* ROWS *
[Begin]
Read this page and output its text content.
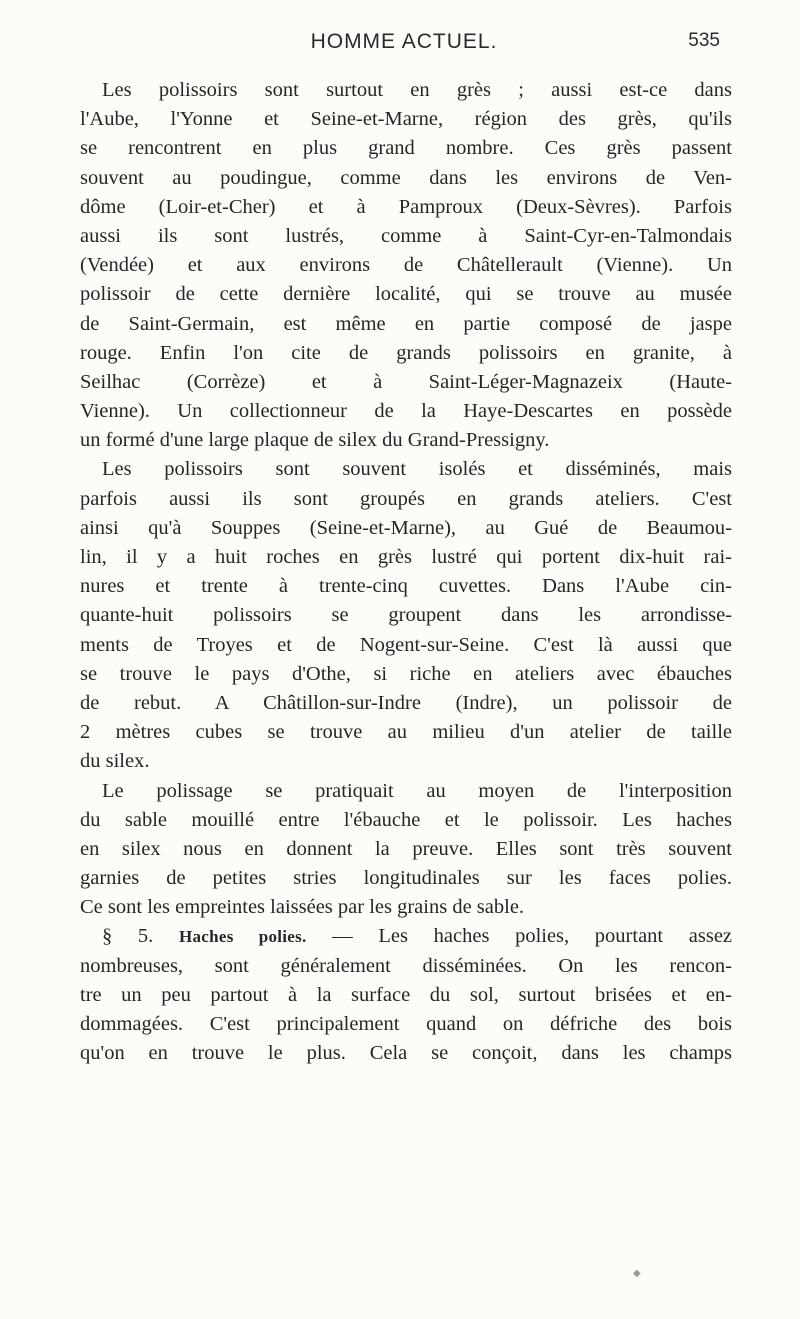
HOMME ACTUEL.	535
Les polissoirs sont surtout en grès ; aussi est-ce dans
l'Aube, l'Yonne et Seine-et-Marne, région des grès, qu'ils
se rencontrent en plus grand nombre. Ces grès passent
souvent au poudingue, comme dans les environs de Ven-
dôme (Loir-et-Cher) et à Pamproux (Deux-Sèvres). Parfois
aussi ils sont lustrés, comme à Saint-Cyr-en-Talmondais
(Vendée) et aux environs de Châtellerault (Vienne). Un
polissoir de cette dernière localité, qui se trouve au musée
de Saint-Germain, est même en partie composé de jaspe
rouge. Enfin l'on cite de grands polissoirs en granite, à
Seilhac (Corrèze) et à Saint-Léger-Magnazeix (Haute-
Vienne). Un collectionneur de la Haye-Descartes en possède
un formé d'une large plaque de silex du Grand-Pressigny.
Les polissoirs sont souvent isolés et disséminés, mais
parfois aussi ils sont groupés en grands ateliers. C'est
ainsi qu'à Souppes (Seine-et-Marne), au Gué de Beaumou-
lin, il y a huit roches en grès lustré qui portent dix-huit rai-
nures et trente à trente-cinq cuvettes. Dans l'Aube cin-
quante-huit polissoirs se groupent dans les arrondisse-
ments de Troyes et de Nogent-sur-Seine. C'est là aussi que
se trouve le pays d'Othe, si riche en ateliers avec ébauches
de rebut. A Châtillon-sur-Indre (Indre), un polissoir de
2 mètres cubes se trouve au milieu d'un atelier de taille
du silex.
Le polissage se pratiquait au moyen de l'interposition
du sable mouillé entre l'ébauche et le polissoir. Les haches
en silex nous en donnent la preuve. Elles sont très souvent
garnies de petites stries longitudinales sur les faces polies.
Ce sont les empreintes laissées par les grains de sable.
§ 5. Haches polies. — Les haches polies, pourtant assez
nombreuses, sont généralement disséminées. On les rencon-
tre un peu partout à la surface du sol, surtout brisées et en-
dommagées. C'est principalement quand on défriche des bois
qu'on en trouve le plus. Cela se conçoit, dans les champs
◆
[End]
* WHAT IS ASKED *
Can you repeat every record above exactly, apart from the pictures?

* FINISHED ANSWER *
Read this page and output its text content.
HOMME ACTUEL.	535
Les polissoirs sont surtout en grès ; aussi est-ce dans
l'Aube, l'Yonne et Seine-et-Marne, région des grès, qu'ils
se rencontrent en plus grand nombre. Ces grès passent
souvent au poudingue, comme dans les environs de Ven-
dôme (Loir-et-Cher) et à Pamproux (Deux-Sèvres). Parfois
aussi ils sont lustrés, comme à Saint-Cyr-en-Talmondais
(Vendée) et aux environs de Châtellerault (Vienne). Un
polissoir de cette dernière localité, qui se trouve au musée
de Saint-Germain, est même en partie composé de jaspe
rouge. Enfin l'on cite de grands polissoirs en granite, à
Seilhac (Corrèze) et à Saint-Léger-Magnazeix (Haute-
Vienne). Un collectionneur de la Haye-Descartes en possède
un formé d'une large plaque de silex du Grand-Pressigny.
Les polissoirs sont souvent isolés et disséminés, mais
parfois aussi ils sont groupés en grands ateliers. C'est
ainsi qu'à Souppes (Seine-et-Marne), au Gué de Beaumou-
lin, il y a huit roches en grès lustré qui portent dix-huit rai-
nures et trente à trente-cinq cuvettes. Dans l'Aube cin-
quante-huit polissoirs se groupent dans les arrondisse-
ments de Troyes et de Nogent-sur-Seine. C'est là aussi que
se trouve le pays d'Othe, si riche en ateliers avec ébauches
de rebut. A Châtillon-sur-Indre (Indre), un polissoir de
2 mètres cubes se trouve au milieu d'un atelier de taille
du silex.
Le polissage se pratiquait au moyen de l'interposition
du sable mouillé entre l'ébauche et le polissoir. Les haches
en silex nous en donnent la preuve. Elles sont très souvent
garnies de petites stries longitudinales sur les faces polies.
Ce sont les empreintes laissées par les grains de sable.
§ 5. Haches polies. — Les haches polies, pourtant assez
nombreuses, sont généralement disséminées. On les rencon-
tre un peu partout à la surface du sol, surtout brisées et en-
dommagées. C'est principalement quand on défriche des bois
qu'on en trouve le plus. Cela se conçoit, dans les champs
◆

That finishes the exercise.